*Task objective*
From the entries provided below, copy each line that contains the word "structured".

*Listing*
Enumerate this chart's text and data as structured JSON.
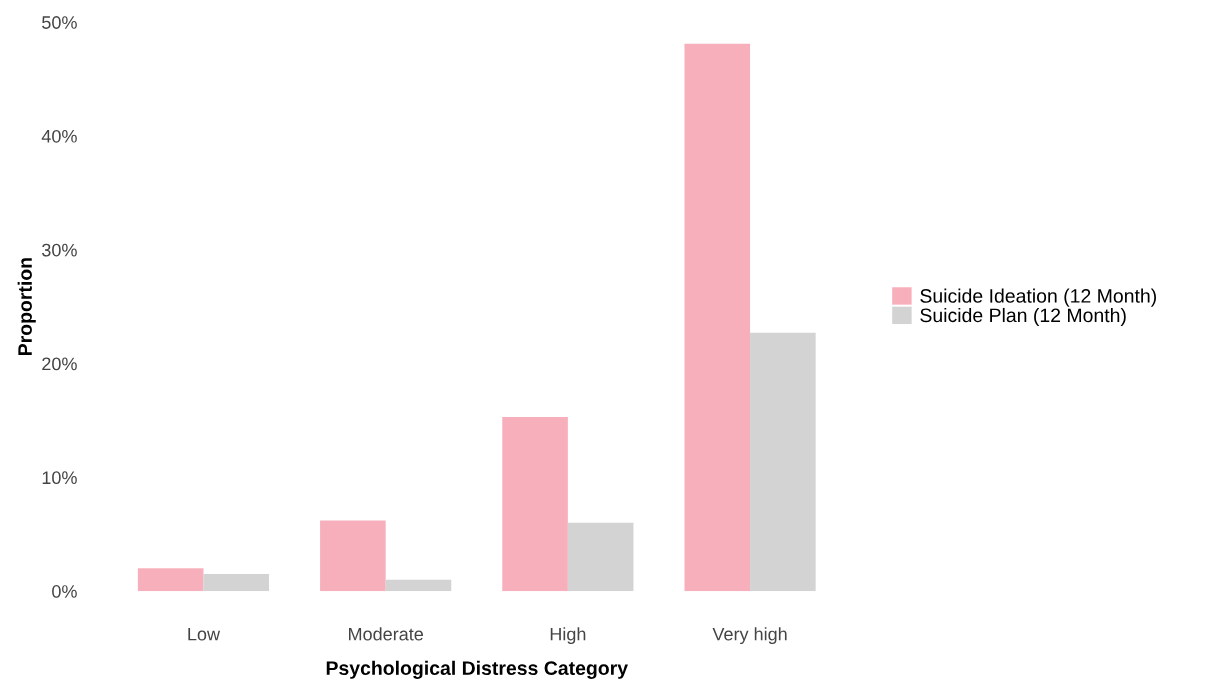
{
  "chart_data": {
    "type": "bar",
    "categories": [
      "Low",
      "Moderate",
      "High",
      "Very high"
    ],
    "series": [
      {
        "name": "Suicide Ideation (12 Month)",
        "color": "#f7b0bb",
        "values": [
          2.0,
          6.2,
          15.3,
          48.1
        ]
      },
      {
        "name": "Suicide Plan (12 Month)",
        "color": "#d3d3d3",
        "values": [
          1.5,
          1.0,
          6.0,
          22.7
        ]
      }
    ],
    "xlabel": "Psychological Distress Category",
    "ylabel": "Proportion",
    "ylim": [
      0,
      50
    ],
    "yticks": [
      {
        "value": 0,
        "label": "0%"
      },
      {
        "value": 10,
        "label": "10%"
      },
      {
        "value": 20,
        "label": "20%"
      },
      {
        "value": 30,
        "label": "30%"
      },
      {
        "value": 40,
        "label": "40%"
      },
      {
        "value": 50,
        "label": "50%"
      }
    ],
    "grid": false,
    "legend": "right"
  }
}
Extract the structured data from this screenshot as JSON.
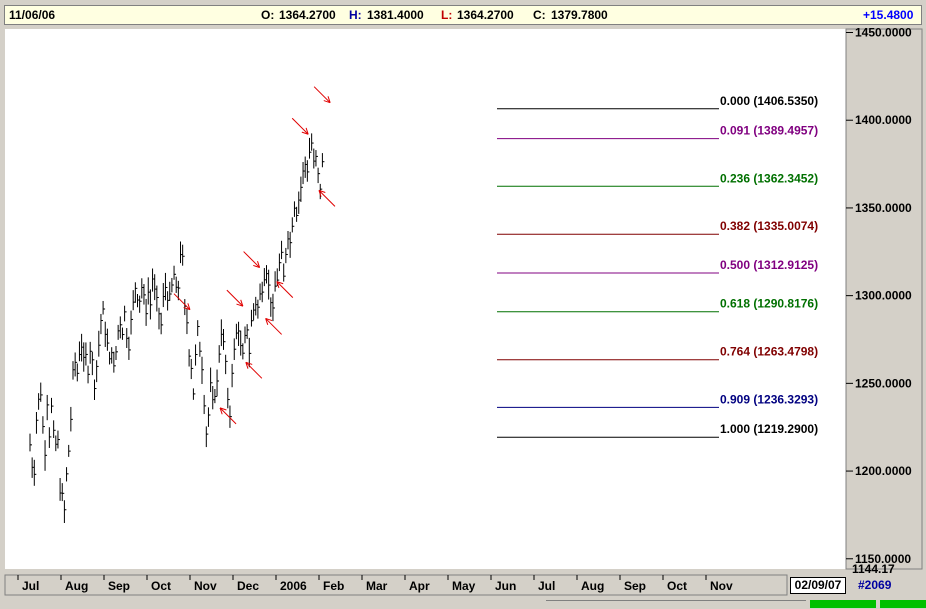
{
  "header": {
    "date": "11/06/06",
    "open_label": "O:",
    "open": "1364.2700",
    "high_label": "H:",
    "high": "1381.4000",
    "low_label": "L:",
    "low": "1364.2700",
    "close_label": "C:",
    "close": "1379.7800",
    "change": "+15.4800"
  },
  "footer": {
    "date": "02/09/07",
    "bar_count": "#2069"
  },
  "colors": {
    "price": "#000000",
    "arrows": "#e00000",
    "plot_bg": "#ffffff",
    "panel_bg": "#d4d0c8"
  },
  "chart_data": {
    "type": "ohlc",
    "y_axis": {
      "range": [
        1144.17,
        1452
      ],
      "ticks": [
        "1450.0000",
        "1400.0000",
        "1350.0000",
        "1300.0000",
        "1250.0000",
        "1200.0000",
        "1150.0000"
      ],
      "tick_values": [
        1450,
        1400,
        1350,
        1300,
        1250,
        1200,
        1150
      ],
      "bottom_label": "1144.17",
      "position": "right"
    },
    "x_axis": {
      "labels": [
        "Jul",
        "Aug",
        "Sep",
        "Oct",
        "Nov",
        "Dec",
        "2006",
        "Feb",
        "Mar",
        "Apr",
        "May",
        "Jun",
        "Jul",
        "Aug",
        "Sep",
        "Oct",
        "Nov"
      ]
    },
    "grid": false,
    "series_path": [
      [
        0,
        1215
      ],
      [
        0.03,
        1195
      ],
      [
        0.06,
        1208
      ],
      [
        0.09,
        1190
      ],
      [
        0.12,
        1222
      ],
      [
        0.16,
        1232
      ],
      [
        0.2,
        1240
      ],
      [
        0.22,
        1232
      ],
      [
        0.25,
        1245
      ],
      [
        0.28,
        1232
      ],
      [
        0.32,
        1218
      ],
      [
        0.34,
        1205
      ],
      [
        0.37,
        1225
      ],
      [
        0.4,
        1240
      ],
      [
        0.43,
        1228
      ],
      [
        0.46,
        1218
      ],
      [
        0.5,
        1236
      ],
      [
        0.54,
        1228
      ],
      [
        0.57,
        1205
      ],
      [
        0.6,
        1215
      ],
      [
        0.63,
        1225
      ],
      [
        0.66,
        1212
      ],
      [
        0.7,
        1190
      ],
      [
        0.72,
        1205
      ],
      [
        0.75,
        1185
      ],
      [
        0.78,
        1172
      ],
      [
        0.81,
        1180
      ],
      [
        0.84,
        1195
      ],
      [
        0.88,
        1205
      ],
      [
        0.91,
        1215
      ],
      [
        0.95,
        1230
      ],
      [
        1.0,
        1255
      ],
      [
        1.05,
        1262
      ],
      [
        1.1,
        1256
      ],
      [
        1.15,
        1268
      ],
      [
        1.2,
        1272
      ],
      [
        1.25,
        1262
      ],
      [
        1.3,
        1265
      ],
      [
        1.35,
        1258
      ],
      [
        1.4,
        1270
      ],
      [
        1.45,
        1262
      ],
      [
        1.5,
        1250
      ],
      [
        1.55,
        1260
      ],
      [
        1.6,
        1272
      ],
      [
        1.65,
        1286
      ],
      [
        1.7,
        1290
      ],
      [
        1.75,
        1280
      ],
      [
        1.8,
        1272
      ],
      [
        1.85,
        1262
      ],
      [
        1.9,
        1270
      ],
      [
        1.95,
        1258
      ],
      [
        2.0,
        1268
      ],
      [
        2.05,
        1280
      ],
      [
        2.1,
        1285
      ],
      [
        2.15,
        1280
      ],
      [
        2.2,
        1290
      ],
      [
        2.25,
        1278
      ],
      [
        2.3,
        1272
      ],
      [
        2.35,
        1285
      ],
      [
        2.4,
        1295
      ],
      [
        2.45,
        1305
      ],
      [
        2.5,
        1300
      ],
      [
        2.55,
        1298
      ],
      [
        2.6,
        1305
      ],
      [
        2.65,
        1298
      ],
      [
        2.7,
        1292
      ],
      [
        2.75,
        1302
      ],
      [
        2.8,
        1295
      ],
      [
        2.85,
        1310
      ],
      [
        2.9,
        1302
      ],
      [
        2.95,
        1296
      ],
      [
        3.0,
        1290
      ],
      [
        3.05,
        1283
      ],
      [
        3.1,
        1298
      ],
      [
        3.15,
        1305
      ],
      [
        3.2,
        1300
      ],
      [
        3.25,
        1298
      ],
      [
        3.3,
        1305
      ],
      [
        3.35,
        1312
      ],
      [
        3.4,
        1302
      ],
      [
        3.45,
        1305
      ],
      [
        3.5,
        1325
      ],
      [
        3.55,
        1320
      ],
      [
        3.6,
        1292
      ],
      [
        3.65,
        1285
      ],
      [
        3.7,
        1268
      ],
      [
        3.75,
        1260
      ],
      [
        3.8,
        1245
      ],
      [
        3.85,
        1265
      ],
      [
        3.9,
        1280
      ],
      [
        3.95,
        1270
      ],
      [
        4.0,
        1260
      ],
      [
        4.05,
        1240
      ],
      [
        4.1,
        1222
      ],
      [
        4.15,
        1232
      ],
      [
        4.2,
        1248
      ],
      [
        4.25,
        1238
      ],
      [
        4.3,
        1245
      ],
      [
        4.35,
        1250
      ],
      [
        4.4,
        1268
      ],
      [
        4.45,
        1280
      ],
      [
        4.5,
        1272
      ],
      [
        4.55,
        1262
      ],
      [
        4.6,
        1238
      ],
      [
        4.65,
        1232
      ],
      [
        4.7,
        1258
      ],
      [
        4.75,
        1268
      ],
      [
        4.8,
        1278
      ],
      [
        4.85,
        1282
      ],
      [
        4.9,
        1270
      ],
      [
        4.95,
        1265
      ],
      [
        5.0,
        1275
      ],
      [
        5.05,
        1282
      ],
      [
        5.1,
        1268
      ],
      [
        5.15,
        1285
      ],
      [
        5.2,
        1292
      ],
      [
        5.25,
        1296
      ],
      [
        5.3,
        1293
      ],
      [
        5.35,
        1300
      ],
      [
        5.4,
        1305
      ],
      [
        5.45,
        1312
      ],
      [
        5.5,
        1315
      ],
      [
        5.55,
        1305
      ],
      [
        5.6,
        1298
      ],
      [
        5.65,
        1290
      ],
      [
        5.7,
        1305
      ],
      [
        5.75,
        1310
      ],
      [
        5.8,
        1318
      ],
      [
        5.85,
        1322
      ],
      [
        5.9,
        1310
      ],
      [
        5.95,
        1325
      ],
      [
        6.0,
        1335
      ],
      [
        6.05,
        1330
      ],
      [
        6.1,
        1342
      ],
      [
        6.15,
        1352
      ],
      [
        6.2,
        1348
      ],
      [
        6.25,
        1355
      ],
      [
        6.3,
        1362
      ],
      [
        6.35,
        1370
      ],
      [
        6.4,
        1375
      ],
      [
        6.45,
        1372
      ],
      [
        6.5,
        1382
      ],
      [
        6.55,
        1387
      ],
      [
        6.6,
        1375
      ],
      [
        6.65,
        1378
      ],
      [
        6.7,
        1368
      ],
      [
        6.75,
        1362
      ],
      [
        6.8,
        1375
      ]
    ],
    "fibonacci": [
      {
        "ratio": "0.000",
        "value": "1406.5350",
        "level": 1406.535,
        "color": "#000000"
      },
      {
        "ratio": "0.091",
        "value": "1389.4957",
        "level": 1389.4957,
        "color": "#800080"
      },
      {
        "ratio": "0.236",
        "value": "1362.3452",
        "level": 1362.3452,
        "color": "#007000"
      },
      {
        "ratio": "0.382",
        "value": "1335.0074",
        "level": 1335.0074,
        "color": "#800000"
      },
      {
        "ratio": "0.500",
        "value": "1312.9125",
        "level": 1312.9125,
        "color": "#800080"
      },
      {
        "ratio": "0.618",
        "value": "1290.8176",
        "level": 1290.8176,
        "color": "#007000"
      },
      {
        "ratio": "0.764",
        "value": "1263.4798",
        "level": 1263.4798,
        "color": "#800000"
      },
      {
        "ratio": "0.909",
        "value": "1236.3293",
        "level": 1236.3293,
        "color": "#000080"
      },
      {
        "ratio": "1.000",
        "value": "1219.2900",
        "level": 1219.29,
        "color": "#000000"
      }
    ],
    "arrows": [
      {
        "month": 6.98,
        "level": 1410,
        "dir": "down"
      },
      {
        "month": 6.47,
        "level": 1392,
        "dir": "down"
      },
      {
        "month": 6.72,
        "level": 1360,
        "dir": "up"
      },
      {
        "month": 5.34,
        "level": 1316,
        "dir": "down"
      },
      {
        "month": 5.74,
        "level": 1308,
        "dir": "up"
      },
      {
        "month": 4.95,
        "level": 1294,
        "dir": "down"
      },
      {
        "month": 5.48,
        "level": 1287,
        "dir": "up"
      },
      {
        "month": 5.02,
        "level": 1262,
        "dir": "up"
      },
      {
        "month": 3.72,
        "level": 1292,
        "dir": "down"
      },
      {
        "month": 4.42,
        "level": 1236,
        "dir": "up"
      }
    ]
  }
}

*Solution to the exercise*
Enumerate this chart's text and data as structured JSON.
Extract the structured data from this screenshot as JSON.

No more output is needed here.